start TASK DATA

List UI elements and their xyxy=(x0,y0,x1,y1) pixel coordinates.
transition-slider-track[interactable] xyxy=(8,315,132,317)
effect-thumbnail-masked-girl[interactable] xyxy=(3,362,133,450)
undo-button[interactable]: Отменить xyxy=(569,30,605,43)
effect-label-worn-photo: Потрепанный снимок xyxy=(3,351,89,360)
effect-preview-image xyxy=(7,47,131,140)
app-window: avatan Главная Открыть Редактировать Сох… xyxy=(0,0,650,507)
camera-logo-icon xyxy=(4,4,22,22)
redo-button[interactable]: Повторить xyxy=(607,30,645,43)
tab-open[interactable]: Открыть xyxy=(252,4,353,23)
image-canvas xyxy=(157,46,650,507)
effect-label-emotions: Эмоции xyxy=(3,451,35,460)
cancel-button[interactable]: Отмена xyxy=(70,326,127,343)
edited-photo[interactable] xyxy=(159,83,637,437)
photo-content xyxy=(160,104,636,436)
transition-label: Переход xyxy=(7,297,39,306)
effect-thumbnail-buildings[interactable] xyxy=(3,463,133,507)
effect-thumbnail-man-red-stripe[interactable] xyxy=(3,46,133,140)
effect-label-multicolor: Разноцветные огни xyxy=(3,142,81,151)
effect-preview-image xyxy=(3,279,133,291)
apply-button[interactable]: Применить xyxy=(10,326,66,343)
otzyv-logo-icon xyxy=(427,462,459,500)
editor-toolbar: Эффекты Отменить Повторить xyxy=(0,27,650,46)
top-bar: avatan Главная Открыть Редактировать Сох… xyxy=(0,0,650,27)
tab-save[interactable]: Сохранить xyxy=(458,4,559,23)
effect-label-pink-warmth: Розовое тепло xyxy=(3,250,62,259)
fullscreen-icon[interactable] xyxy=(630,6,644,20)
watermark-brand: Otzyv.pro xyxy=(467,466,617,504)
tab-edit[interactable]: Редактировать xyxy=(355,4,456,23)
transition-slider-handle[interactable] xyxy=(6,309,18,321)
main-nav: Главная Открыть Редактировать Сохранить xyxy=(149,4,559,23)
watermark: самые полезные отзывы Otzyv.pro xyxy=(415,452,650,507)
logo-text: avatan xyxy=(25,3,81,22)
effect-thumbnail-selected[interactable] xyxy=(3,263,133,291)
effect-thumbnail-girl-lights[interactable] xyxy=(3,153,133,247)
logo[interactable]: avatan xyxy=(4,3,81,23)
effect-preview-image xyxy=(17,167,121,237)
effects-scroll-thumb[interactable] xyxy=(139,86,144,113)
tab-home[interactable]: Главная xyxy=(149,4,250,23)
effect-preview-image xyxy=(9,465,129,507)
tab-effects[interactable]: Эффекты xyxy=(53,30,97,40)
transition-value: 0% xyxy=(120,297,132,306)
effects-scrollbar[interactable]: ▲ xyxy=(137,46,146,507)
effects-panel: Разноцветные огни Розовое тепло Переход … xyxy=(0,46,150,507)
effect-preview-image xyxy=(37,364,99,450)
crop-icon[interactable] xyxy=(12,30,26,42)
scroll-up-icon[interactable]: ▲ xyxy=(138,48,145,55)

end TASK DATA
start TASK DATA

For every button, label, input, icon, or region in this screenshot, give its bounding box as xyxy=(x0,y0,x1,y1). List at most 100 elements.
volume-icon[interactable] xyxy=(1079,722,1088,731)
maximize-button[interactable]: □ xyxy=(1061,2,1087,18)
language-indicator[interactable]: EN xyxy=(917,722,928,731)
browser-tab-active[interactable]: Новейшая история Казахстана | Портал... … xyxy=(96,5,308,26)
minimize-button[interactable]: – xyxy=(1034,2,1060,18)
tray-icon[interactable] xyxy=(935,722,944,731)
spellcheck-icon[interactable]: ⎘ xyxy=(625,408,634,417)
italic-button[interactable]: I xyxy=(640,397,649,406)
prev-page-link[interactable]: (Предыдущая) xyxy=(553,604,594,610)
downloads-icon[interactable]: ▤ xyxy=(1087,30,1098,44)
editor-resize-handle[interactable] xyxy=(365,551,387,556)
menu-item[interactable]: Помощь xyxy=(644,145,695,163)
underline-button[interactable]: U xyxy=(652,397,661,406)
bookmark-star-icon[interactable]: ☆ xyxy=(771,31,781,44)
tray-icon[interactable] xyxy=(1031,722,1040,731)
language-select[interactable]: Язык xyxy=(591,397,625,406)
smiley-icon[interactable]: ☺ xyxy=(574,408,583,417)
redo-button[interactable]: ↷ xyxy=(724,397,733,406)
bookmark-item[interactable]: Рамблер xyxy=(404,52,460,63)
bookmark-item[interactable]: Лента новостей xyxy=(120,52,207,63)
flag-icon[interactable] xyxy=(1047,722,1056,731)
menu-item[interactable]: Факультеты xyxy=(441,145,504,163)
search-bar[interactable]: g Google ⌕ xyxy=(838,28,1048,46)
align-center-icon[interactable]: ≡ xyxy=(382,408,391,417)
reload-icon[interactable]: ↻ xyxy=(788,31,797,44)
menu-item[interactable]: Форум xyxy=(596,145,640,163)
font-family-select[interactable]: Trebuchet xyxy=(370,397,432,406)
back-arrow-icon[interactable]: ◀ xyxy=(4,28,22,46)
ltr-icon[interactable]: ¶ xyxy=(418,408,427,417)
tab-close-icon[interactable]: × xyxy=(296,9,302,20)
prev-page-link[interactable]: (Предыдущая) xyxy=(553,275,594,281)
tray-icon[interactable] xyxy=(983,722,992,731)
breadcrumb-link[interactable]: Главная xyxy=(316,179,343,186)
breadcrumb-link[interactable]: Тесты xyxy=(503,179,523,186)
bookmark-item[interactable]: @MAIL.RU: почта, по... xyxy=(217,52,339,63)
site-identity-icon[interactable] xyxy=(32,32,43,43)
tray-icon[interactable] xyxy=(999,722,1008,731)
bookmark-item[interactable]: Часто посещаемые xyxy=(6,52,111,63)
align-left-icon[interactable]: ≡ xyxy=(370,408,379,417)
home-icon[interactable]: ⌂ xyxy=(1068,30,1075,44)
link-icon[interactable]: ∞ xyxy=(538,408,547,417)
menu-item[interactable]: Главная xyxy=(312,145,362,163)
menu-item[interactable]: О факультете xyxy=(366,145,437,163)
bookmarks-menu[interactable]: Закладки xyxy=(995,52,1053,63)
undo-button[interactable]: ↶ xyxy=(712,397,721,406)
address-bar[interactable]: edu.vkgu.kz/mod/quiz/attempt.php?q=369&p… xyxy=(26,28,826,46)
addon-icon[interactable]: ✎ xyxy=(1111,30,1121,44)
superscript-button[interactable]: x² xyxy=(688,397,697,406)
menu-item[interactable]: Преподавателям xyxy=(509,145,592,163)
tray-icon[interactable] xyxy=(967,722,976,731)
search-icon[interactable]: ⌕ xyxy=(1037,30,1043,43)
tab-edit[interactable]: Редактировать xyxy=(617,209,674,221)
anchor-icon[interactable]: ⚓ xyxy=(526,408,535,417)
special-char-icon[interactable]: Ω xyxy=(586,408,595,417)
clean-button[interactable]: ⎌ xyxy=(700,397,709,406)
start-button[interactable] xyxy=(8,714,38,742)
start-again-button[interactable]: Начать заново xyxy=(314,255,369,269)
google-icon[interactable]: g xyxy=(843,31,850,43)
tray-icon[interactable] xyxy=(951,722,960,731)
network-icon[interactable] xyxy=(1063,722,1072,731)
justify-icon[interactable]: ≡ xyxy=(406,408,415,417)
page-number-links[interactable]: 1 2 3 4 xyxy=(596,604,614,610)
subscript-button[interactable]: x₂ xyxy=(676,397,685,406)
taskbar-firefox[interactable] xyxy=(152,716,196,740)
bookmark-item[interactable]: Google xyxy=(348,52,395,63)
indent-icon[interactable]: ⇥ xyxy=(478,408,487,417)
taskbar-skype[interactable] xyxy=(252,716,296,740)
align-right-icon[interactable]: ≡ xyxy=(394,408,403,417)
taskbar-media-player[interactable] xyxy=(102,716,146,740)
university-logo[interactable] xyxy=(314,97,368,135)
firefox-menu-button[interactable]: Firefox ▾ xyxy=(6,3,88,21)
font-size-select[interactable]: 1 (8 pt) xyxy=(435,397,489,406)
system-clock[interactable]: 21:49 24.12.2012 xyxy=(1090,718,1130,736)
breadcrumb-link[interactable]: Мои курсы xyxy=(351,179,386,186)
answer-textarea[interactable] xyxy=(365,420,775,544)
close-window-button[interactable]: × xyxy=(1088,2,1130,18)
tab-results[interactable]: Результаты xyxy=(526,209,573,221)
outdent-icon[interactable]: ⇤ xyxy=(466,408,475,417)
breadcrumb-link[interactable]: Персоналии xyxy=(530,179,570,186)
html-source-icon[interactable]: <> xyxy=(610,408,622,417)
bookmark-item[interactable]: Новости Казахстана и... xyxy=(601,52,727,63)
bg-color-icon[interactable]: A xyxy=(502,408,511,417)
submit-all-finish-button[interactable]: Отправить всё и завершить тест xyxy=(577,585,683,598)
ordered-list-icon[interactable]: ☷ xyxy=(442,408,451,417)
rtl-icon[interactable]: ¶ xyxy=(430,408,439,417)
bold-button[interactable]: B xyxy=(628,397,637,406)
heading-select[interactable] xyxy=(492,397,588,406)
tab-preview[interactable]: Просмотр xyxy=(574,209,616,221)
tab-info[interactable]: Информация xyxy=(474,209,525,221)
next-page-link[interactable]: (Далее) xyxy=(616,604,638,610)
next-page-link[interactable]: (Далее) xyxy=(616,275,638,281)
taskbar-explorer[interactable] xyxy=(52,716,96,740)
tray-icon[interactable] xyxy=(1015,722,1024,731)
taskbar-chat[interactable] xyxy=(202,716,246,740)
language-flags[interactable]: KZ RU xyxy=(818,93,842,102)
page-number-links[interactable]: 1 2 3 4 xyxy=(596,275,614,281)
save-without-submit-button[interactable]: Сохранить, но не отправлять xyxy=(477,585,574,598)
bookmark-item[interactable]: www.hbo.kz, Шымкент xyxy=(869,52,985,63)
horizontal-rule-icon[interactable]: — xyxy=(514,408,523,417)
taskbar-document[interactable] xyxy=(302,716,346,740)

end TASK DATA

EXERCISE:
Render the records from the line containing "For every button, label, input, icon, or" through the line containing "smiley-icon[interactable]: ☺ xyxy=(574,408,583,417)" as a JSON list of strings, one string per line, with blank lines omitted.

SOLUTION FOR THIS PROBLEM:
[
  "For every button, label, input, icon, or region in this screenshot, give its bounding box as xyxy=(x0,y0,x1,y1). List at most 100 elements.",
  "volume-icon[interactable] xyxy=(1079,722,1088,731)",
  "maximize-button[interactable]: □ xyxy=(1061,2,1087,18)",
  "language-indicator[interactable]: EN xyxy=(917,722,928,731)",
  "browser-tab-active[interactable]: Новейшая история Казахстана | Портал... … xyxy=(96,5,308,26)",
  "minimize-button[interactable]: – xyxy=(1034,2,1060,18)",
  "tray-icon[interactable] xyxy=(935,722,944,731)",
  "spellcheck-icon[interactable]: ⎘ xyxy=(625,408,634,417)",
  "italic-button[interactable]: I xyxy=(640,397,649,406)",
  "prev-page-link[interactable]: (Предыдущая) xyxy=(553,604,594,610)",
  "downloads-icon[interactable]: ▤ xyxy=(1087,30,1098,44)",
  "editor-resize-handle[interactable] xyxy=(365,551,387,556)",
  "menu-item[interactable]: Помощь xyxy=(644,145,695,163)",
  "underline-button[interactable]: U xyxy=(652,397,661,406)",
  "bookmark-star-icon[interactable]: ☆ xyxy=(771,31,781,44)",
  "tray-icon[interactable] xyxy=(1031,722,1040,731)",
  "language-select[interactable]: Язык xyxy=(591,397,625,406)",
  "smiley-icon[interactable]: ☺ xyxy=(574,408,583,417)"
]